# start of Records for the exercise

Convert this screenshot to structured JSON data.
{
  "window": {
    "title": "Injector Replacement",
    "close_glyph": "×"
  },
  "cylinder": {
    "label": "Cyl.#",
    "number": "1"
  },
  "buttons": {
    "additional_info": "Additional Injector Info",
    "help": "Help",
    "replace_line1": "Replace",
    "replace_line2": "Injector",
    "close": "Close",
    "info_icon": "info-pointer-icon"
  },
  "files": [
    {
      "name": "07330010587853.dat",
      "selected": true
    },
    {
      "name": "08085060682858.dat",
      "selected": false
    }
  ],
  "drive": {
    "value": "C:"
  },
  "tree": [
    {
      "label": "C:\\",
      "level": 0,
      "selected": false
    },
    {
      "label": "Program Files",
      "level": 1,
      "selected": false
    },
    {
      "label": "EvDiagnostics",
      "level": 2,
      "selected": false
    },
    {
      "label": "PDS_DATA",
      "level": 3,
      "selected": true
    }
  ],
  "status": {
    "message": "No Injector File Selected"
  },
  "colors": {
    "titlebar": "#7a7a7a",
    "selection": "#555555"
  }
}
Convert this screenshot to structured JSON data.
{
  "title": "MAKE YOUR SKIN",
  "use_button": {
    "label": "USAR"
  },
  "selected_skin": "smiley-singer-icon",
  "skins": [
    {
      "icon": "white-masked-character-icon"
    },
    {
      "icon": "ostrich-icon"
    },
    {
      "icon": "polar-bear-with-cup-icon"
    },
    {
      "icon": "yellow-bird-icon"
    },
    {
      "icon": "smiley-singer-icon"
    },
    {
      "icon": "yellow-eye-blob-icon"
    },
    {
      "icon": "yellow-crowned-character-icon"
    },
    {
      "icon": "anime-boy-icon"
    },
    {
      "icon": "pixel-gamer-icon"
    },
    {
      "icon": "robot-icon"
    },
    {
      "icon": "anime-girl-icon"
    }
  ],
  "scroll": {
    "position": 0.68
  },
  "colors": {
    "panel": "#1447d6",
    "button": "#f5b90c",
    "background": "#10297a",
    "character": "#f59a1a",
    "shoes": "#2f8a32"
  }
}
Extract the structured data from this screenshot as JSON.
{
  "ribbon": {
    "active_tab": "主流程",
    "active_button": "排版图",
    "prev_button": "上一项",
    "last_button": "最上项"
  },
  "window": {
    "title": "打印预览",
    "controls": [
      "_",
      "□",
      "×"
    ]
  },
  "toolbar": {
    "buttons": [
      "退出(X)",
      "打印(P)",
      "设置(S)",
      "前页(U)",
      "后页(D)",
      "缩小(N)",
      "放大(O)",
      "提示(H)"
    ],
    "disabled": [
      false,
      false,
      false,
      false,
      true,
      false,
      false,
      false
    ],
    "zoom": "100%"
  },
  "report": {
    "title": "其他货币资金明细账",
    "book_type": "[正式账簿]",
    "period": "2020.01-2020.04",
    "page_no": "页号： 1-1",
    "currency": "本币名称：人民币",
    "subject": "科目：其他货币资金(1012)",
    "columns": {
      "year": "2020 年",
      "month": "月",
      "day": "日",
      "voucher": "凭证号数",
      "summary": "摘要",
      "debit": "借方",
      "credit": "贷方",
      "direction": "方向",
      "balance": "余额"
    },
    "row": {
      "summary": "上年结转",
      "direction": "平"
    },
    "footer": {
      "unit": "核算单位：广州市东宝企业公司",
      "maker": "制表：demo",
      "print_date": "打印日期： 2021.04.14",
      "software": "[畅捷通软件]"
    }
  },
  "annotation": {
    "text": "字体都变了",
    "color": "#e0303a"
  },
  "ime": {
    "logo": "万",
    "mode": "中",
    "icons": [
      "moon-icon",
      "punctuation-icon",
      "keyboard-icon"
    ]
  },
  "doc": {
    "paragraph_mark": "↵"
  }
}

# end of Records for the exercise

* What to work on *
Write the listing out again, exactly as shown above.

* Exercise output *
Convert this screenshot to structured JSON data.
{
  "window": {
    "title": "Injector Replacement",
    "close_glyph": "×"
  },
  "cylinder": {
    "label": "Cyl.#",
    "number": "1"
  },
  "buttons": {
    "additional_info": "Additional Injector Info",
    "help": "Help",
    "replace_line1": "Replace",
    "replace_line2": "Injector",
    "close": "Close",
    "info_icon": "info-pointer-icon"
  },
  "files": [
    {
      "name": "07330010587853.dat",
      "selected": true
    },
    {
      "name": "08085060682858.dat",
      "selected": false
    }
  ],
  "drive": {
    "value": "C:"
  },
  "tree": [
    {
      "label": "C:\\",
      "level": 0,
      "selected": false
    },
    {
      "label": "Program Files",
      "level": 1,
      "selected": false
    },
    {
      "label": "EvDiagnostics",
      "level": 2,
      "selected": false
    },
    {
      "label": "PDS_DATA",
      "level": 3,
      "selected": true
    }
  ],
  "status": {
    "message": "No Injector File Selected"
  },
  "colors": {
    "titlebar": "#7a7a7a",
    "selection": "#555555"
  }
}
Convert this screenshot to structured JSON data.
{
  "title": "MAKE YOUR SKIN",
  "use_button": {
    "label": "USAR"
  },
  "selected_skin": "smiley-singer-icon",
  "skins": [
    {
      "icon": "white-masked-character-icon"
    },
    {
      "icon": "ostrich-icon"
    },
    {
      "icon": "polar-bear-with-cup-icon"
    },
    {
      "icon": "yellow-bird-icon"
    },
    {
      "icon": "smiley-singer-icon"
    },
    {
      "icon": "yellow-eye-blob-icon"
    },
    {
      "icon": "yellow-crowned-character-icon"
    },
    {
      "icon": "anime-boy-icon"
    },
    {
      "icon": "pixel-gamer-icon"
    },
    {
      "icon": "robot-icon"
    },
    {
      "icon": "anime-girl-icon"
    }
  ],
  "scroll": {
    "position": 0.68
  },
  "colors": {
    "panel": "#1447d6",
    "button": "#f5b90c",
    "background": "#10297a",
    "character": "#f59a1a",
    "shoes": "#2f8a32"
  }
}
Extract the structured data from this screenshot as JSON.
{
  "ribbon": {
    "active_tab": "主流程",
    "active_button": "排版图",
    "prev_button": "上一项",
    "last_button": "最上项"
  },
  "window": {
    "title": "打印预览",
    "controls": [
      "_",
      "□",
      "×"
    ]
  },
  "toolbar": {
    "buttons": [
      "退出(X)",
      "打印(P)",
      "设置(S)",
      "前页(U)",
      "后页(D)",
      "缩小(N)",
      "放大(O)",
      "提示(H)"
    ],
    "disabled": [
      false,
      false,
      false,
      false,
      true,
      false,
      false,
      false
    ],
    "zoom": "100%"
  },
  "report": {
    "title": "其他货币资金明细账",
    "book_type": "[正式账簿]",
    "period": "2020.01-2020.04",
    "page_no": "页号： 1-1",
    "currency": "本币名称：人民币",
    "subject": "科目：其他货币资金(1012)",
    "columns": {
      "year": "2020 年",
      "month": "月",
      "day": "日",
      "voucher": "凭证号数",
      "summary": "摘要",
      "debit": "借方",
      "credit": "贷方",
      "direction": "方向",
      "balance": "余额"
    },
    "row": {
      "summary": "上年结转",
      "direction": "平"
    },
    "footer": {
      "unit": "核算单位：广州市东宝企业公司",
      "maker": "制表：demo",
      "print_date": "打印日期： 2021.04.14",
      "software": "[畅捷通软件]"
    }
  },
  "annotation": {
    "text": "字体都变了",
    "color": "#e0303a"
  },
  "ime": {
    "logo": "万",
    "mode": "中",
    "icons": [
      "moon-icon",
      "punctuation-icon",
      "keyboard-icon"
    ]
  },
  "doc": {
    "paragraph_mark": "↵"
  }
}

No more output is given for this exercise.